Job - Type out the data exactly as given. Skip any image.
-------- Records --------
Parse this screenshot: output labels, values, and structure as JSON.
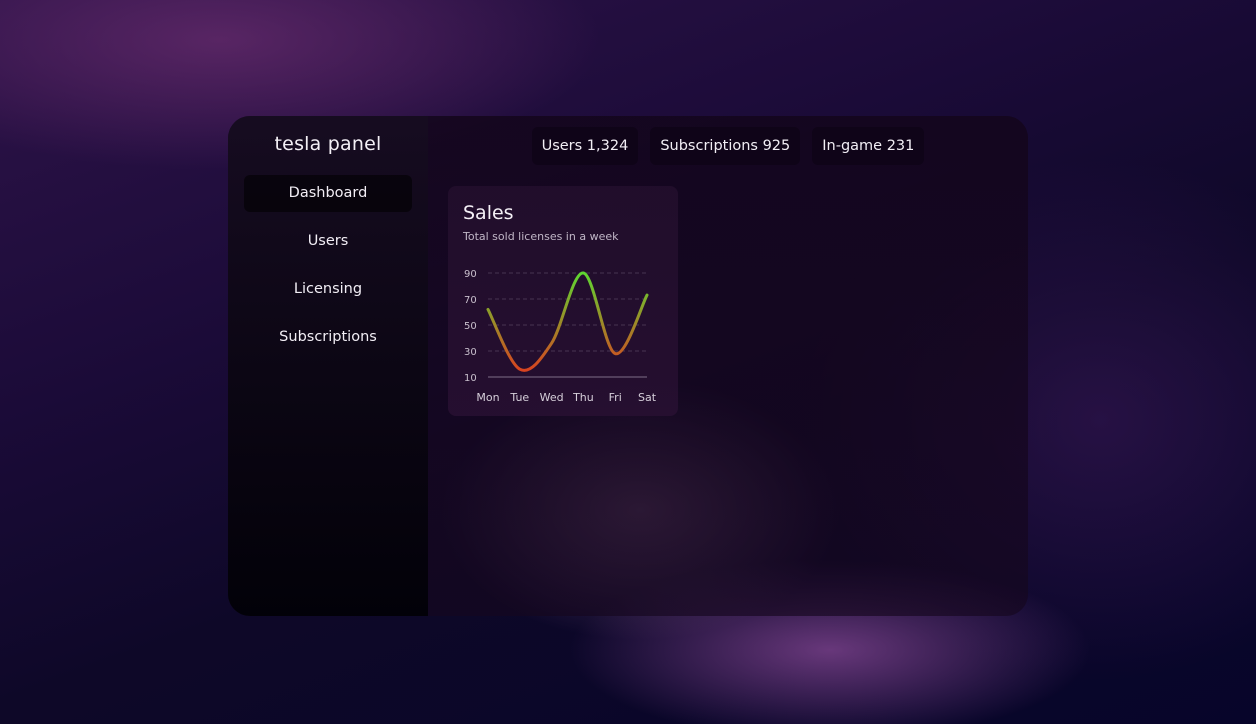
{
  "sidebar": {
    "brand": "tesla panel",
    "items": [
      {
        "label": "Dashboard",
        "active": true
      },
      {
        "label": "Users",
        "active": false
      },
      {
        "label": "Licensing",
        "active": false
      },
      {
        "label": "Subscriptions",
        "active": false
      }
    ]
  },
  "stats": [
    {
      "label": "Users 1,324"
    },
    {
      "label": "Subscriptions 925"
    },
    {
      "label": "In-game 231"
    }
  ],
  "sales_card": {
    "title": "Sales",
    "subtitle": "Total sold licenses in a week"
  },
  "chart_data": {
    "type": "line",
    "title": "Sales",
    "subtitle": "Total sold licenses in a week",
    "categories": [
      "Mon",
      "Tue",
      "Wed",
      "Thu",
      "Fri",
      "Sat"
    ],
    "values": [
      62,
      16,
      36,
      90,
      28,
      73
    ],
    "yticks": [
      10,
      30,
      50,
      70,
      90
    ],
    "ylim": [
      10,
      90
    ],
    "grid": true,
    "gradient_colors": {
      "low": "#e03a1f",
      "high": "#5ed631"
    }
  }
}
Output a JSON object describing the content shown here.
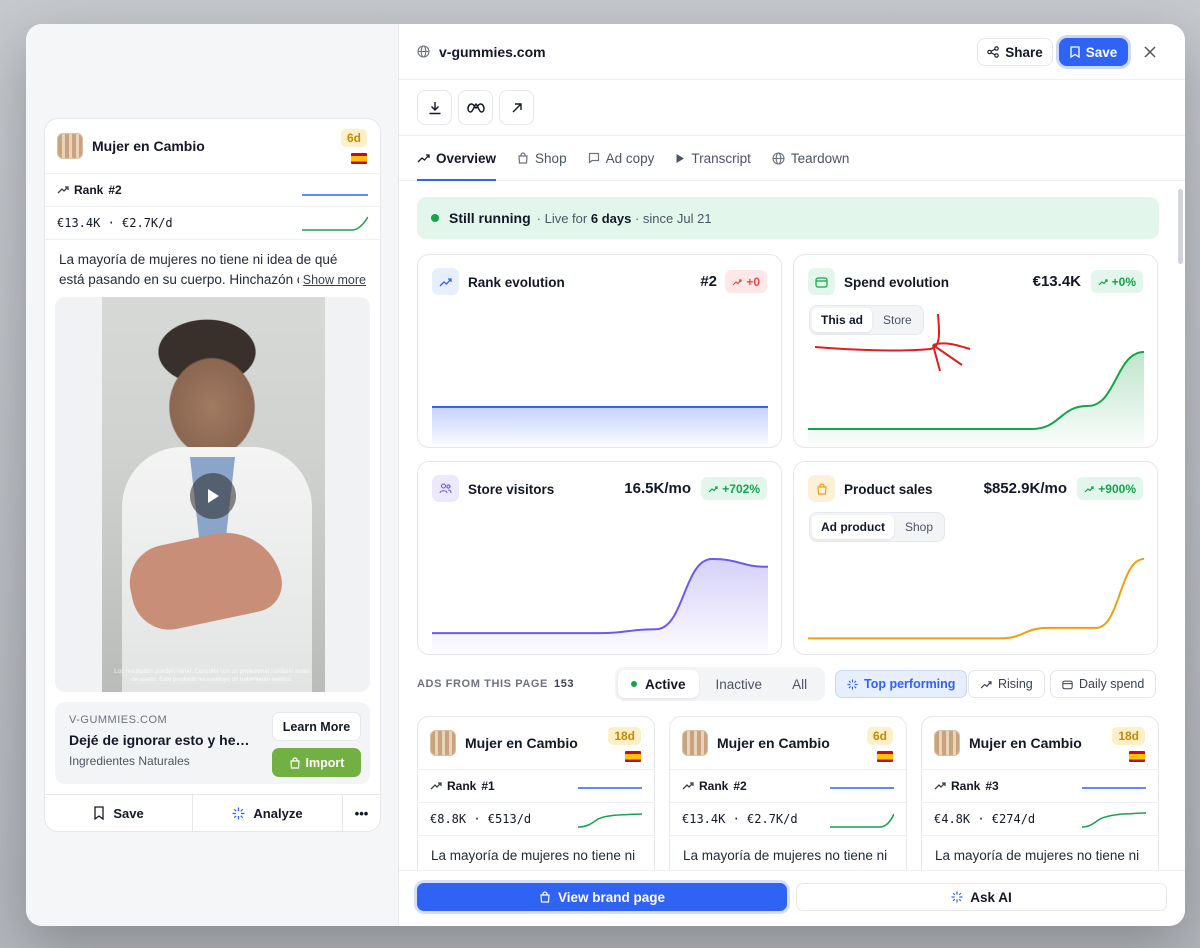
{
  "colors": {
    "accent": "#2f63f5",
    "success": "#16a34a",
    "danger": "#e24b4b",
    "annotation": "#e11d1d",
    "purple": "#6d5ae6",
    "orange": "#f0a00c"
  },
  "left_card": {
    "brand": "Mujer en Cambio",
    "age": "6d",
    "country_flag": "spain-flag",
    "rank_label": "Rank",
    "rank_value": "#2",
    "spend": "€13.4K · €2.7K/d",
    "text": "La mayoría de mujeres no tiene ni idea de qué está pasando en su cuerpo. Hinchazón cons",
    "show_more": "Show more",
    "video_caption": "Los resultados pueden variar. Consulta con un profesional sanitario antes de usarlo. Este producto no sustituye un tratamiento médico.",
    "cta": {
      "domain": "V-GUMMIES.COM",
      "headline": "Dejé de ignorar esto y he…",
      "sub": "Ingredientes Naturales",
      "learn_more": "Learn More",
      "import": "Import"
    },
    "footer": {
      "save": "Save",
      "analyze": "Analyze",
      "more": "•••"
    }
  },
  "header": {
    "domain": "v-gummies.com",
    "share": "Share",
    "save": "Save"
  },
  "tabs": [
    {
      "label": "Overview",
      "icon": "trend-icon"
    },
    {
      "label": "Shop",
      "icon": "bag-icon"
    },
    {
      "label": "Ad copy",
      "icon": "message-icon"
    },
    {
      "label": "Transcript",
      "icon": "play-icon"
    },
    {
      "label": "Teardown",
      "icon": "globe-icon"
    }
  ],
  "status": {
    "title": "Still running",
    "live_prefix": "· Live for",
    "live_days": "6 days",
    "since": "· since Jul 21"
  },
  "panels": {
    "rank": {
      "title": "Rank evolution",
      "value": "#2",
      "delta": "+0",
      "chart_data": {
        "type": "area",
        "values": [
          2,
          2,
          2,
          2,
          2,
          2,
          2
        ]
      }
    },
    "spend": {
      "title": "Spend evolution",
      "value": "€13.4K",
      "delta": "+0%",
      "seg": [
        "This ad",
        "Store"
      ],
      "chart_data": {
        "type": "area",
        "values": [
          0,
          0,
          0,
          0,
          0,
          0.3,
          1
        ]
      }
    },
    "visitors": {
      "title": "Store visitors",
      "value": "16.5K/mo",
      "delta": "+702%",
      "chart_data": {
        "type": "area",
        "values": [
          0.05,
          0.05,
          0.05,
          0.05,
          0.1,
          1,
          0.9
        ]
      }
    },
    "sales": {
      "title": "Product sales",
      "value": "$852.9K/mo",
      "delta": "+900%",
      "seg": [
        "Ad product",
        "Shop"
      ],
      "chart_data": {
        "type": "line",
        "values": [
          0.02,
          0.02,
          0.02,
          0.02,
          0.02,
          0.15,
          0.15,
          1
        ]
      }
    }
  },
  "ads_section": {
    "title": "ADS FROM THIS PAGE",
    "count": "153",
    "filters": [
      "Active",
      "Inactive",
      "All"
    ],
    "sorts": [
      "Top performing",
      "Rising",
      "Daily spend"
    ]
  },
  "mini_cards": [
    {
      "brand": "Mujer en Cambio",
      "age": "18d",
      "rank": "#1",
      "spend": "€8.8K · €513/d",
      "text": "La mayoría de mujeres no tiene ni"
    },
    {
      "brand": "Mujer en Cambio",
      "age": "6d",
      "rank": "#2",
      "spend": "€13.4K · €2.7K/d",
      "text": "La mayoría de mujeres no tiene ni"
    },
    {
      "brand": "Mujer en Cambio",
      "age": "18d",
      "rank": "#3",
      "spend": "€4.8K · €274/d",
      "text": "La mayoría de mujeres no tiene ni"
    }
  ],
  "bottom": {
    "brand_page": "View brand page",
    "ask_ai": "Ask AI"
  }
}
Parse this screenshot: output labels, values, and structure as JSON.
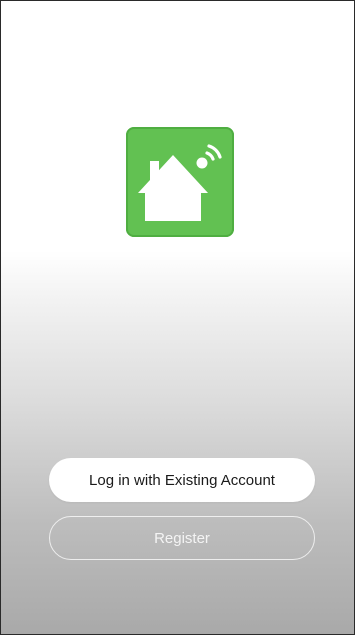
{
  "app": {
    "logo_icon": "smart-home-wifi-icon",
    "brand_color": "#62c152"
  },
  "actions": {
    "login_label": "Log in with Existing Account",
    "register_label": "Register"
  }
}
--------
Exercise response -
Parse this screenshot: output labels, values, and structure as JSON.
{
  "sidebar": {
    "brand": "tesla panel",
    "items": [
      {
        "label": "Dashboard",
        "active": true
      },
      {
        "label": "Users",
        "active": false
      },
      {
        "label": "Licensing",
        "active": false
      },
      {
        "label": "Subscriptions",
        "active": false
      }
    ]
  },
  "stats": [
    {
      "label": "Users 1,324"
    },
    {
      "label": "Subscriptions 925"
    },
    {
      "label": "In-game 231"
    }
  ],
  "sales_card": {
    "title": "Sales",
    "subtitle": "Total sold licenses in a week"
  },
  "chart_data": {
    "type": "line",
    "title": "Sales",
    "subtitle": "Total sold licenses in a week",
    "categories": [
      "Mon",
      "Tue",
      "Wed",
      "Thu",
      "Fri",
      "Sat"
    ],
    "values": [
      62,
      16,
      36,
      90,
      28,
      73
    ],
    "yticks": [
      10,
      30,
      50,
      70,
      90
    ],
    "ylim": [
      10,
      90
    ],
    "grid": true,
    "gradient_colors": {
      "low": "#e03a1f",
      "high": "#5ed631"
    }
  }
}
Output a JSON object describing the content shown here.
{
  "colors": {
    "accent": "#2f63f5",
    "success": "#16a34a",
    "danger": "#e24b4b",
    "annotation": "#e11d1d",
    "purple": "#6d5ae6",
    "orange": "#f0a00c"
  },
  "left_card": {
    "brand": "Mujer en Cambio",
    "age": "6d",
    "country_flag": "spain-flag",
    "rank_label": "Rank",
    "rank_value": "#2",
    "spend": "€13.4K · €2.7K/d",
    "text": "La mayoría de mujeres no tiene ni idea de qué está pasando en su cuerpo. Hinchazón cons",
    "show_more": "Show more",
    "video_caption": "Los resultados pueden variar. Consulta con un profesional sanitario antes de usarlo. Este producto no sustituye un tratamiento médico.",
    "cta": {
      "domain": "V-GUMMIES.COM",
      "headline": "Dejé de ignorar esto y he…",
      "sub": "Ingredientes Naturales",
      "learn_more": "Learn More",
      "import": "Import"
    },
    "footer": {
      "save": "Save",
      "analyze": "Analyze",
      "more": "•••"
    }
  },
  "header": {
    "domain": "v-gummies.com",
    "share": "Share",
    "save": "Save"
  },
  "tabs": [
    {
      "label": "Overview",
      "icon": "trend-icon"
    },
    {
      "label": "Shop",
      "icon": "bag-icon"
    },
    {
      "label": "Ad copy",
      "icon": "message-icon"
    },
    {
      "label": "Transcript",
      "icon": "play-icon"
    },
    {
      "label": "Teardown",
      "icon": "globe-icon"
    }
  ],
  "status": {
    "title": "Still running",
    "live_prefix": "· Live for",
    "live_days": "6 days",
    "since": "· since Jul 21"
  },
  "panels": {
    "rank": {
      "title": "Rank evolution",
      "value": "#2",
      "delta": "+0",
      "chart_data": {
        "type": "area",
        "values": [
          2,
          2,
          2,
          2,
          2,
          2,
          2
        ]
      }
    },
    "spend": {
      "title": "Spend evolution",
      "value": "€13.4K",
      "delta": "+0%",
      "seg": [
        "This ad",
        "Store"
      ],
      "chart_data": {
        "type": "area",
        "values": [
          0,
          0,
          0,
          0,
          0,
          0.3,
          1
        ]
      }
    },
    "visitors": {
      "title": "Store visitors",
      "value": "16.5K/mo",
      "delta": "+702%",
      "chart_data": {
        "type": "area",
        "values": [
          0.05,
          0.05,
          0.05,
          0.05,
          0.1,
          1,
          0.9
        ]
      }
    },
    "sales": {
      "title": "Product sales",
      "value": "$852.9K/mo",
      "delta": "+900%",
      "seg": [
        "Ad product",
        "Shop"
      ],
      "chart_data": {
        "type": "line",
        "values": [
          0.02,
          0.02,
          0.02,
          0.02,
          0.02,
          0.15,
          0.15,
          1
        ]
      }
    }
  },
  "ads_section": {
    "title": "ADS FROM THIS PAGE",
    "count": "153",
    "filters": [
      "Active",
      "Inactive",
      "All"
    ],
    "sorts": [
      "Top performing",
      "Rising",
      "Daily spend"
    ]
  },
  "mini_cards": [
    {
      "brand": "Mujer en Cambio",
      "age": "18d",
      "rank": "#1",
      "spend": "€8.8K · €513/d",
      "text": "La mayoría de mujeres no tiene ni"
    },
    {
      "brand": "Mujer en Cambio",
      "age": "6d",
      "rank": "#2",
      "spend": "€13.4K · €2.7K/d",
      "text": "La mayoría de mujeres no tiene ni"
    },
    {
      "brand": "Mujer en Cambio",
      "age": "18d",
      "rank": "#3",
      "spend": "€4.8K · €274/d",
      "text": "La mayoría de mujeres no tiene ni"
    }
  ],
  "bottom": {
    "brand_page": "View brand page",
    "ask_ai": "Ask AI"
  }
}
Parse this screenshot: output labels, values, and structure as JSON.
{
  "app": {
    "logo_icon": "smart-home-wifi-icon",
    "brand_color": "#62c152"
  },
  "actions": {
    "login_label": "Log in with Existing Account",
    "register_label": "Register"
  }
}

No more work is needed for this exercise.